┌─ INPUT FOR THIS TASK
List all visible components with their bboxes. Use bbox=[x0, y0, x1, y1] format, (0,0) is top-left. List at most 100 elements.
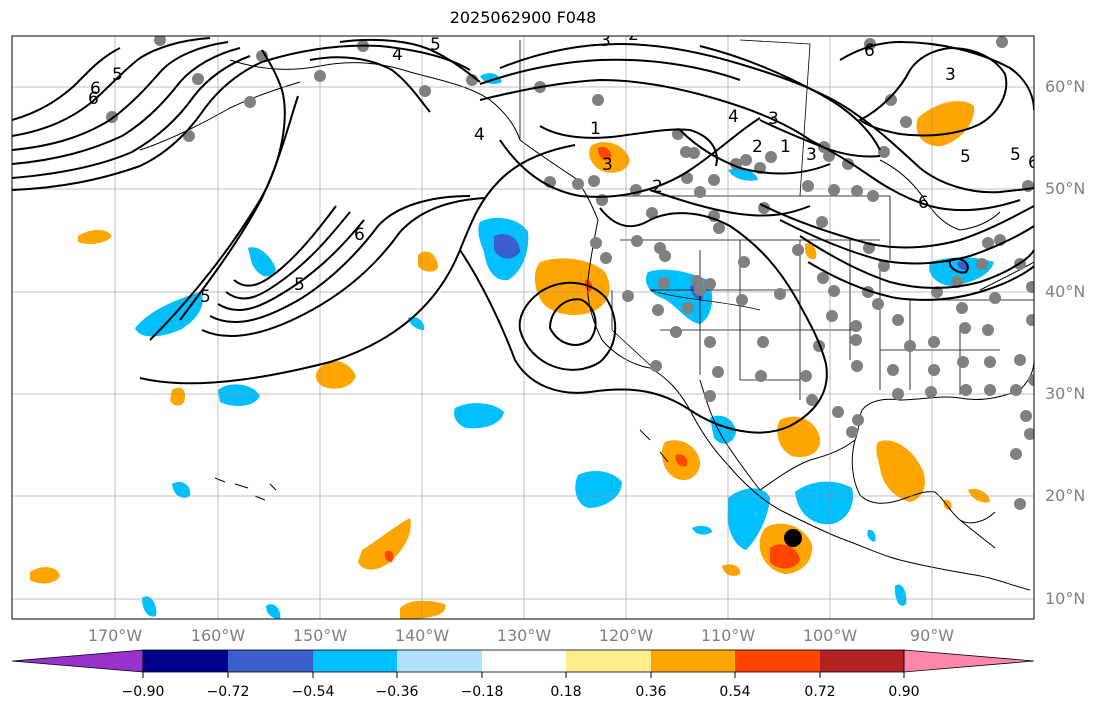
colorbar-segment bbox=[651, 650, 735, 672]
lat-label-10: 10°N bbox=[1045, 589, 1086, 608]
station-dot bbox=[828, 285, 840, 297]
station-dot bbox=[1020, 410, 1032, 422]
station-dot bbox=[256, 50, 268, 62]
station-dot bbox=[984, 384, 996, 396]
contour-label: 5 bbox=[294, 275, 305, 295]
station-dot bbox=[1014, 354, 1026, 366]
station-dot bbox=[774, 288, 786, 300]
contour-label: 5 bbox=[430, 35, 441, 55]
contour-label: 1 bbox=[780, 137, 791, 157]
contour-label: 5 bbox=[112, 65, 123, 85]
station-dot bbox=[960, 384, 972, 396]
colorbar-ticks bbox=[142, 672, 905, 678]
colorbar-tick-label: 0.72 bbox=[804, 684, 836, 700]
station-dot bbox=[892, 314, 904, 326]
map-title: 2025062900 F048 bbox=[449, 8, 597, 27]
lon-label-130w: 130°W bbox=[496, 626, 552, 645]
station-dot bbox=[154, 36, 166, 46]
contour-label: 2 bbox=[752, 137, 763, 157]
station-dot bbox=[682, 302, 694, 314]
lon-label-90w: 90°W bbox=[909, 626, 955, 645]
colorbar-segment bbox=[566, 650, 651, 672]
colorbar-segment bbox=[397, 650, 482, 672]
station-dot bbox=[802, 180, 814, 192]
contour-label: 6 bbox=[1028, 153, 1039, 173]
station-dot bbox=[713, 222, 725, 234]
colorbar-segments bbox=[11, 649, 1035, 673]
station-dot bbox=[817, 272, 829, 284]
station-dot bbox=[738, 256, 750, 268]
station-dot bbox=[816, 216, 828, 228]
station-dot bbox=[925, 386, 937, 398]
station-dot bbox=[631, 235, 643, 247]
station-dot bbox=[681, 172, 693, 184]
station-dot bbox=[736, 294, 748, 306]
station-dot bbox=[622, 290, 634, 302]
lon-label-170w: 170°W bbox=[87, 626, 143, 645]
station-dot bbox=[757, 336, 769, 348]
station-dot bbox=[192, 73, 204, 85]
colorbar-tick-label: 0.36 bbox=[635, 684, 667, 700]
contour-label: 1 bbox=[590, 119, 601, 139]
station-dot bbox=[1028, 374, 1034, 386]
station-dot bbox=[646, 207, 658, 219]
lat-label-20: 20°N bbox=[1045, 486, 1086, 505]
station-dot bbox=[851, 360, 863, 372]
lat-label-50: 50°N bbox=[1045, 179, 1086, 198]
station-dot bbox=[652, 304, 664, 316]
lat-label-40: 40°N bbox=[1045, 282, 1086, 301]
lat-label-60: 60°N bbox=[1045, 77, 1086, 96]
station-dot bbox=[600, 252, 612, 264]
station-dot bbox=[931, 286, 943, 298]
station-dot bbox=[867, 190, 879, 202]
contour-label: 5 bbox=[960, 147, 971, 167]
contour-label: 3 bbox=[602, 155, 613, 175]
station-dot bbox=[878, 146, 890, 158]
contour-label: 4 bbox=[392, 45, 403, 65]
station-dot bbox=[959, 322, 971, 334]
station-dot bbox=[691, 275, 703, 287]
lon-label-160w: 160°W bbox=[190, 626, 246, 645]
station-dot bbox=[765, 151, 777, 163]
colorbar-tick-label: −0.72 bbox=[206, 684, 250, 700]
contour-label: 6 bbox=[864, 41, 875, 61]
lon-label-110w: 110°W bbox=[700, 626, 756, 645]
station-dot bbox=[984, 356, 996, 368]
station-dot bbox=[659, 250, 671, 262]
station-dot bbox=[740, 154, 752, 166]
station-dot bbox=[1026, 281, 1034, 293]
station-dot bbox=[590, 237, 602, 249]
station-dot bbox=[806, 394, 818, 406]
station-dot bbox=[755, 370, 767, 382]
station-dot bbox=[1010, 384, 1022, 396]
station-dot bbox=[957, 356, 969, 368]
colorbar-tick-label: −0.54 bbox=[291, 684, 335, 700]
station-dot bbox=[989, 292, 1001, 304]
contour-label: 6 bbox=[90, 79, 101, 99]
station-dot bbox=[800, 370, 812, 382]
contour-label: 6 bbox=[354, 225, 365, 245]
station-dot bbox=[1024, 428, 1034, 440]
contour-label: 3 bbox=[600, 31, 611, 51]
contour-label: 3 bbox=[945, 65, 956, 85]
colorbar-tick-label: 0.18 bbox=[550, 684, 582, 700]
station-dot bbox=[928, 364, 940, 376]
station-dot bbox=[850, 334, 862, 346]
station-dot bbox=[592, 94, 604, 106]
station-dot bbox=[314, 70, 326, 82]
station-dot bbox=[887, 364, 899, 376]
station-dot bbox=[688, 147, 700, 159]
station-dot bbox=[982, 324, 994, 336]
station-dot bbox=[900, 116, 912, 128]
station-dot bbox=[823, 150, 835, 162]
contour-label: 4 bbox=[728, 107, 739, 127]
station-dot bbox=[658, 277, 670, 289]
station-dot bbox=[704, 336, 716, 348]
station-dot bbox=[572, 178, 584, 190]
station-dot bbox=[878, 260, 890, 272]
colorbar-outline bbox=[142, 649, 905, 673]
station-dot bbox=[670, 326, 682, 338]
lat-label-30: 30°N bbox=[1045, 384, 1086, 403]
contour-label: 3 bbox=[768, 109, 779, 129]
└─
:: WHAT IS ASKED ::
Reproduce the listing above, swapping every "station-dot" for "station-marker" and changing nothing else. Leave the pictures out of your answer.

:: WRITTEN REPLY ::
List all visible components with their bboxes. Use bbox=[x0, y0, x1, y1] format, (0,0) is top-left. List at most 100 elements.
colorbar-segment bbox=[651, 650, 735, 672]
lat-label-10: 10°N bbox=[1045, 589, 1086, 608]
station-marker bbox=[828, 285, 840, 297]
station-marker bbox=[1020, 410, 1032, 422]
station-marker bbox=[256, 50, 268, 62]
station-marker bbox=[984, 384, 996, 396]
contour-label: 5 bbox=[294, 275, 305, 295]
station-marker bbox=[1014, 354, 1026, 366]
station-marker bbox=[774, 288, 786, 300]
contour-label: 5 bbox=[430, 35, 441, 55]
contour-label: 1 bbox=[780, 137, 791, 157]
contour-label: 5 bbox=[112, 65, 123, 85]
station-marker bbox=[960, 384, 972, 396]
colorbar-ticks bbox=[142, 672, 905, 678]
colorbar-tick-label: 0.72 bbox=[804, 684, 836, 700]
station-marker bbox=[892, 314, 904, 326]
map-title: 2025062900 F048 bbox=[449, 8, 597, 27]
lon-label-130w: 130°W bbox=[496, 626, 552, 645]
station-marker bbox=[154, 36, 166, 46]
contour-label: 2 bbox=[752, 137, 763, 157]
station-marker bbox=[682, 302, 694, 314]
lon-label-90w: 90°W bbox=[909, 626, 955, 645]
colorbar-segment bbox=[566, 650, 651, 672]
colorbar-segment bbox=[397, 650, 482, 672]
station-marker bbox=[802, 180, 814, 192]
contour-label: 6 bbox=[1028, 153, 1039, 173]
station-marker bbox=[713, 222, 725, 234]
colorbar-segments bbox=[11, 649, 1035, 673]
station-marker bbox=[817, 272, 829, 284]
station-marker bbox=[738, 256, 750, 268]
station-marker bbox=[816, 216, 828, 228]
station-marker bbox=[925, 386, 937, 398]
station-marker bbox=[631, 235, 643, 247]
station-marker bbox=[681, 172, 693, 184]
station-marker bbox=[736, 294, 748, 306]
station-marker bbox=[622, 290, 634, 302]
lon-label-170w: 170°W bbox=[87, 626, 143, 645]
station-marker bbox=[757, 336, 769, 348]
station-marker bbox=[192, 73, 204, 85]
colorbar-tick-label: 0.36 bbox=[635, 684, 667, 700]
contour-label: 1 bbox=[590, 119, 601, 139]
station-marker bbox=[1028, 374, 1034, 386]
station-marker bbox=[646, 207, 658, 219]
lat-label-20: 20°N bbox=[1045, 486, 1086, 505]
station-marker bbox=[851, 360, 863, 372]
lat-label-50: 50°N bbox=[1045, 179, 1086, 198]
station-marker bbox=[652, 304, 664, 316]
lat-label-40: 40°N bbox=[1045, 282, 1086, 301]
lat-label-60: 60°N bbox=[1045, 77, 1086, 96]
station-marker bbox=[600, 252, 612, 264]
station-marker bbox=[931, 286, 943, 298]
station-marker bbox=[867, 190, 879, 202]
contour-label: 5 bbox=[960, 147, 971, 167]
contour-label: 3 bbox=[602, 155, 613, 175]
station-marker bbox=[878, 146, 890, 158]
contour-label: 4 bbox=[392, 45, 403, 65]
station-marker bbox=[959, 322, 971, 334]
station-marker bbox=[691, 275, 703, 287]
lon-label-160w: 160°W bbox=[190, 626, 246, 645]
station-marker bbox=[765, 151, 777, 163]
colorbar-tick-label: −0.72 bbox=[206, 684, 250, 700]
contour-label: 6 bbox=[864, 41, 875, 61]
lon-label-110w: 110°W bbox=[700, 626, 756, 645]
station-marker bbox=[984, 356, 996, 368]
station-marker bbox=[659, 250, 671, 262]
station-marker bbox=[740, 154, 752, 166]
station-marker bbox=[1026, 281, 1034, 293]
station-marker bbox=[590, 237, 602, 249]
station-marker bbox=[806, 394, 818, 406]
station-marker bbox=[755, 370, 767, 382]
station-marker bbox=[1010, 384, 1022, 396]
station-marker bbox=[957, 356, 969, 368]
colorbar-tick-label: −0.54 bbox=[291, 684, 335, 700]
station-marker bbox=[989, 292, 1001, 304]
contour-label: 6 bbox=[90, 79, 101, 99]
station-marker bbox=[800, 370, 812, 382]
contour-label: 6 bbox=[354, 225, 365, 245]
station-marker bbox=[1024, 428, 1034, 440]
contour-label: 3 bbox=[600, 31, 611, 51]
contour-label: 3 bbox=[945, 65, 956, 85]
colorbar-tick-label: 0.18 bbox=[550, 684, 582, 700]
station-marker bbox=[928, 364, 940, 376]
station-marker bbox=[850, 334, 862, 346]
station-marker bbox=[592, 94, 604, 106]
station-marker bbox=[314, 70, 326, 82]
station-marker bbox=[887, 364, 899, 376]
station-marker bbox=[688, 147, 700, 159]
station-marker bbox=[982, 324, 994, 336]
station-marker bbox=[900, 116, 912, 128]
station-marker bbox=[823, 150, 835, 162]
contour-label: 4 bbox=[728, 107, 739, 127]
station-marker bbox=[658, 277, 670, 289]
station-marker bbox=[704, 336, 716, 348]
station-marker bbox=[572, 178, 584, 190]
station-marker bbox=[878, 260, 890, 272]
colorbar-outline bbox=[142, 649, 905, 673]
station-marker bbox=[670, 326, 682, 338]
lat-label-30: 30°N bbox=[1045, 384, 1086, 403]
contour-label: 3 bbox=[768, 109, 779, 129]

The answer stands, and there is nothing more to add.